Dataset records on visual material:
## begin

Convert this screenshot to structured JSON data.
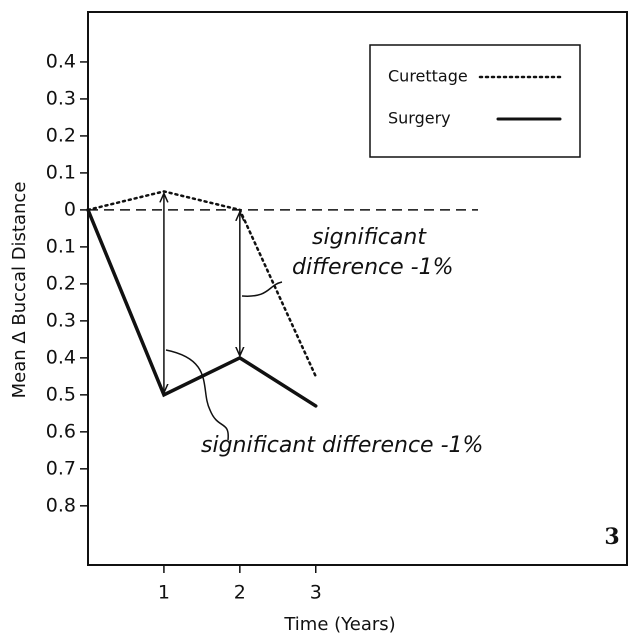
{
  "chart_data": {
    "type": "line",
    "x_label": "Time (Years)",
    "y_label": "Mean Δ Buccal Distance",
    "figure_label": "3",
    "x": [
      0,
      1,
      2,
      3
    ],
    "xlim": [
      0,
      7.1
    ],
    "xticks": [
      1,
      2,
      3
    ],
    "ylim": [
      -0.96,
      0.535
    ],
    "yticks": [
      0.4,
      0.3,
      0.2,
      0.1,
      0,
      {
        "value": -0.1,
        "label": "0.1"
      },
      {
        "value": -0.2,
        "label": "0.2"
      },
      {
        "value": -0.3,
        "label": "0.3"
      },
      {
        "value": -0.4,
        "label": "0.4"
      },
      {
        "value": -0.5,
        "label": "0.5"
      },
      {
        "value": -0.6,
        "label": "0.6"
      },
      {
        "value": -0.7,
        "label": "0.7"
      },
      {
        "value": -0.8,
        "label": "0.8"
      }
    ],
    "series": [
      {
        "name": "Curettage",
        "color": "#111111",
        "style": "dotted",
        "values": [
          0,
          0.05,
          0,
          -0.45
        ]
      },
      {
        "name": "Surgery",
        "color": "#111111",
        "style": "solid",
        "values": [
          0,
          -0.5,
          -0.4,
          -0.53
        ]
      }
    ],
    "annotations": [
      "significant",
      "difference -1%",
      "significant difference -1%"
    ],
    "legend": "upper right"
  }
}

## end

= REQUIREMENTS =
All of the data above should be quoted exactly, except for the pictures.

= RESPONSE =
Convert this screenshot to structured JSON data.
{
  "chart_data": {
    "type": "line",
    "x_label": "Time (Years)",
    "y_label": "Mean Δ Buccal Distance",
    "figure_label": "3",
    "x": [
      0,
      1,
      2,
      3
    ],
    "xlim": [
      0,
      7.1
    ],
    "xticks": [
      1,
      2,
      3
    ],
    "ylim": [
      -0.96,
      0.535
    ],
    "yticks": [
      0.4,
      0.3,
      0.2,
      0.1,
      0,
      {
        "value": -0.1,
        "label": "0.1"
      },
      {
        "value": -0.2,
        "label": "0.2"
      },
      {
        "value": -0.3,
        "label": "0.3"
      },
      {
        "value": -0.4,
        "label": "0.4"
      },
      {
        "value": -0.5,
        "label": "0.5"
      },
      {
        "value": -0.6,
        "label": "0.6"
      },
      {
        "value": -0.7,
        "label": "0.7"
      },
      {
        "value": -0.8,
        "label": "0.8"
      }
    ],
    "series": [
      {
        "name": "Curettage",
        "color": "#111111",
        "style": "dotted",
        "values": [
          0,
          0.05,
          0,
          -0.45
        ]
      },
      {
        "name": "Surgery",
        "color": "#111111",
        "style": "solid",
        "values": [
          0,
          -0.5,
          -0.4,
          -0.53
        ]
      }
    ],
    "annotations": [
      "significant",
      "difference -1%",
      "significant difference -1%"
    ],
    "legend": "upper right"
  }
}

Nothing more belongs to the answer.